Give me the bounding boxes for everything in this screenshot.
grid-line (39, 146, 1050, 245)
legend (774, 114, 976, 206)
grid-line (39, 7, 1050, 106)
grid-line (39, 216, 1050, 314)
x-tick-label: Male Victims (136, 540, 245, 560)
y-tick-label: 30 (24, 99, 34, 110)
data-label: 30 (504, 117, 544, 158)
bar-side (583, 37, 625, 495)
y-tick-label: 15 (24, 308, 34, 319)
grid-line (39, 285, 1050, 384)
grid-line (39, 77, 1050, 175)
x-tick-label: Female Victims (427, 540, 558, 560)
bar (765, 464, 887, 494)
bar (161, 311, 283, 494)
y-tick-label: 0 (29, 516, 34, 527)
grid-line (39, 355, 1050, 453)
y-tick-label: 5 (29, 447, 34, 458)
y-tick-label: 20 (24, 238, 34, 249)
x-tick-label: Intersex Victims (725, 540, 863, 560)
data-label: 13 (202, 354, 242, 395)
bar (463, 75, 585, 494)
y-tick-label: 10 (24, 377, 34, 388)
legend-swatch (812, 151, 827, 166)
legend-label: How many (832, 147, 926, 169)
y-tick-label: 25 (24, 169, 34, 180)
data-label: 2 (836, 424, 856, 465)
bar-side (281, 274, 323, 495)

● ● ● ● ● ● ●

Find every row above that contains the word "line" and copy each of those rows in full.

grid-line (39, 146, 1050, 245)
grid-line (39, 7, 1050, 106)
grid-line (39, 216, 1050, 314)
grid-line (39, 285, 1050, 384)
grid-line (39, 77, 1050, 175)
grid-line (39, 355, 1050, 453)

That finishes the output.